■ The request: Extend the biography of footballer Wes Atkinson by writing on from its last sentence.

■ Text shown:
☆ ☆ ☆ ☆

Wes Atkinson

Personal information
- Full name: Wesley Atkinson
- Date of birth: 13 October 1994 (age 30)
- Place of birth: West Bromwich, England
- Height: 6 ft 0 in (1.83 m)
- Position(s): Right back

Youth career
- West Bromwich Albion

Senior career*
- Years: Team / Apps / (Gls)
- 2011–2015: West Bromwich Albion / 0 / (0)
- 2014–2015: → Cambridge United (loan) / 2 / (0)
- 2015–2017: Notts County / 19 / (0)
- 2015: → Eastleigh (loan) / 2 / (0)
- 2016: → Gateshead (loan) / 7 / (0)
- 2017: → Alfreton Town (loan) / 12 / (1)
- 2017: Rushall Olympic / 12 / (1)
- 2017: Solihull Moors / 3 / (1)
- 2018: Boston United / 6 / (0)
- 2018: Rushall Olympic / 6 / (0)
- 2018: Gloucester City / 1 / (0)
- 2020–2022: Hednesford Town / 26 / (1)

= Wes Atkinson =

English footballer

Wesley Atkinson (born 13 October 1994) is an English former professional footballer who played as a right back.

==Career==

===West Bromwich Albion===
Atkinson was born in West Bromwich on 13 October 1994 and played for West Bromwich Albion's youth team. On 7 June 2013, West Bromwich Albion F.C. (WBA) gave him a third-year scholarship deal; a year later, he signed his first professional deal with the team and played with them until 2015. That November, he was loaned to Cambridge United until January 2015 despite being featured regularly in the club's under-21 side. On 13 December, Atkinson made his professional debut, replacing Tom Naylor in the 77th minute of a 0–0 home draw against Shrewsbury Town for the League Two championship.

☆ ☆ ☆ ☆

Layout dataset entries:
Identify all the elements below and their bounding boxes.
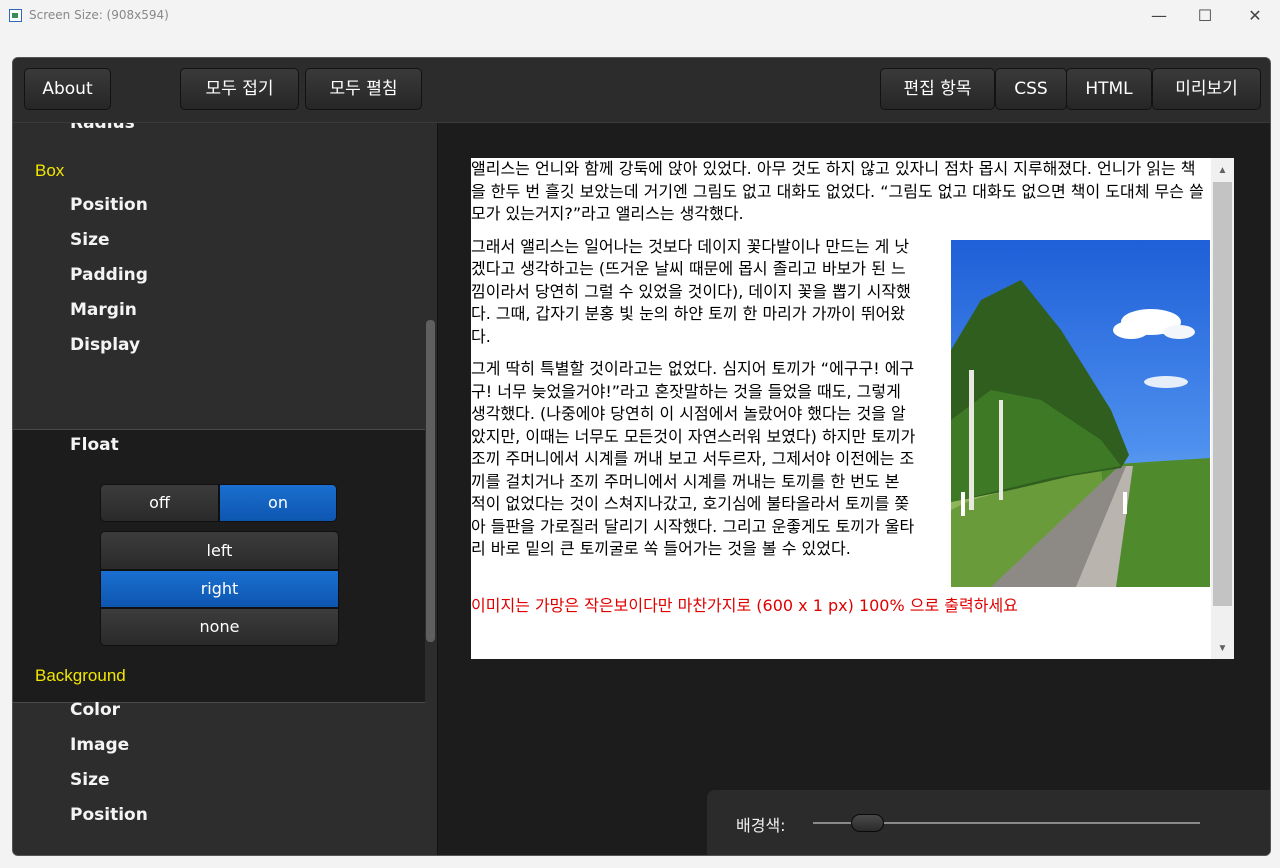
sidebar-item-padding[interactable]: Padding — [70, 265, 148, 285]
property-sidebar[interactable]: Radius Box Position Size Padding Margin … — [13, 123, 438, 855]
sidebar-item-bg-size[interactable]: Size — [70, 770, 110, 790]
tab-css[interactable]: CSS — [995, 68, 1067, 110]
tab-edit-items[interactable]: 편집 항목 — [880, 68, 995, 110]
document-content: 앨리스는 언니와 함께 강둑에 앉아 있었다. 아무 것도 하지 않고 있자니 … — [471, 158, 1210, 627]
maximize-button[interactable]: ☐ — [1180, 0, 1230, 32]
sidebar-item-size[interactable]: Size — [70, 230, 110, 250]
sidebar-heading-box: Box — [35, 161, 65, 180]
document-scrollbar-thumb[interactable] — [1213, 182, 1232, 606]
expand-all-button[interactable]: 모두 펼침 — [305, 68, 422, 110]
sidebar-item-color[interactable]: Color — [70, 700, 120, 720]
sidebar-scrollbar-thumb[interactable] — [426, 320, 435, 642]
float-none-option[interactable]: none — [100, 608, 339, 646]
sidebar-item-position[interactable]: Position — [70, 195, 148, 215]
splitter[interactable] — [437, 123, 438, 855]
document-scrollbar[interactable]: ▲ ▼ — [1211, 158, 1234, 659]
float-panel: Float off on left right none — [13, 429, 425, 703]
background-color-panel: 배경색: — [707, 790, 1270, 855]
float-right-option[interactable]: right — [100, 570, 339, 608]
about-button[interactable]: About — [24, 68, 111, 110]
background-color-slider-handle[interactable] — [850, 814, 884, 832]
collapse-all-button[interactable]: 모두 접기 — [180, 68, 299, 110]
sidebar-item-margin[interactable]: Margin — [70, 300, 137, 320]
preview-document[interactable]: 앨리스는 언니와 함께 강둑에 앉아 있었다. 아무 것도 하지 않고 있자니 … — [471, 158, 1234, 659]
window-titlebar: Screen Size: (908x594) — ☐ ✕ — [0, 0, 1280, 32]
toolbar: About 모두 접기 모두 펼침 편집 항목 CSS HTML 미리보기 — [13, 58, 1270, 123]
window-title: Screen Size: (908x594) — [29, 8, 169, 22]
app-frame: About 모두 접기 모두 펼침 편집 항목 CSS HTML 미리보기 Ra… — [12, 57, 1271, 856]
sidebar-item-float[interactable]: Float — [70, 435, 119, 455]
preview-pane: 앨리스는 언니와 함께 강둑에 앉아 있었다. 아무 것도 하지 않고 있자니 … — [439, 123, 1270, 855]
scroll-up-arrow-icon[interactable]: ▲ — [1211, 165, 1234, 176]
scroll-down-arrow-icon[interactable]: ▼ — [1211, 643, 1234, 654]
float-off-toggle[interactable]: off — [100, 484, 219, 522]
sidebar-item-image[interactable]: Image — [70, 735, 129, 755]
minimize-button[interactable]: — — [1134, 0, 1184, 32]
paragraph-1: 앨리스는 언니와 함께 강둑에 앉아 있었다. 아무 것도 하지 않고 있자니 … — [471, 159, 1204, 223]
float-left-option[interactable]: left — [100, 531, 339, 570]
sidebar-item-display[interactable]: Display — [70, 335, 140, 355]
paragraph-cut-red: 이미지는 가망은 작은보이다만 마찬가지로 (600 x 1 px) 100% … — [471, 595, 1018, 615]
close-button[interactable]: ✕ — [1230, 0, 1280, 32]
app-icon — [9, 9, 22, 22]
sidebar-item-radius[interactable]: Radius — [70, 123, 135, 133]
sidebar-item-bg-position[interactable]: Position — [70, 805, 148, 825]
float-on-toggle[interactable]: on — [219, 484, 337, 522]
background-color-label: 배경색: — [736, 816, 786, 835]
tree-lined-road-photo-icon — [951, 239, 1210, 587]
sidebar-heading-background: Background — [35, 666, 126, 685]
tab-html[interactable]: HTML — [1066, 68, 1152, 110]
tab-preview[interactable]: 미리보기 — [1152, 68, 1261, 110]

☆ ☆ ☆ ☆

■ Expected output:
At the end of the 2014–15 season, the club released Atkinson.

===Notts County===
Shortly after leaving WBA, Atkinson signed a one-year contract with Notts County. He was loaned briefly to Eastleigh F.C. in 2015. His contract with Notts County extended in June 2016 and he was loaned to Gateshead from November 2016 to January 2017. In March 2017, he was loaned to Alfreton Town F.C., where he finished out the season.

===Rushall===
Following a summer of training, Atkinson signed with Rushall Olympic F.C. in September 2017. He played with them for only two months before signing with Moors. Within a month, he signed with Boston and played for them from January to May 2018 before returning to Rushall in August. Two months later, he was approached by former Eastleigh manager Chris Todd and subsequently signed with Gloucester City A.F.C.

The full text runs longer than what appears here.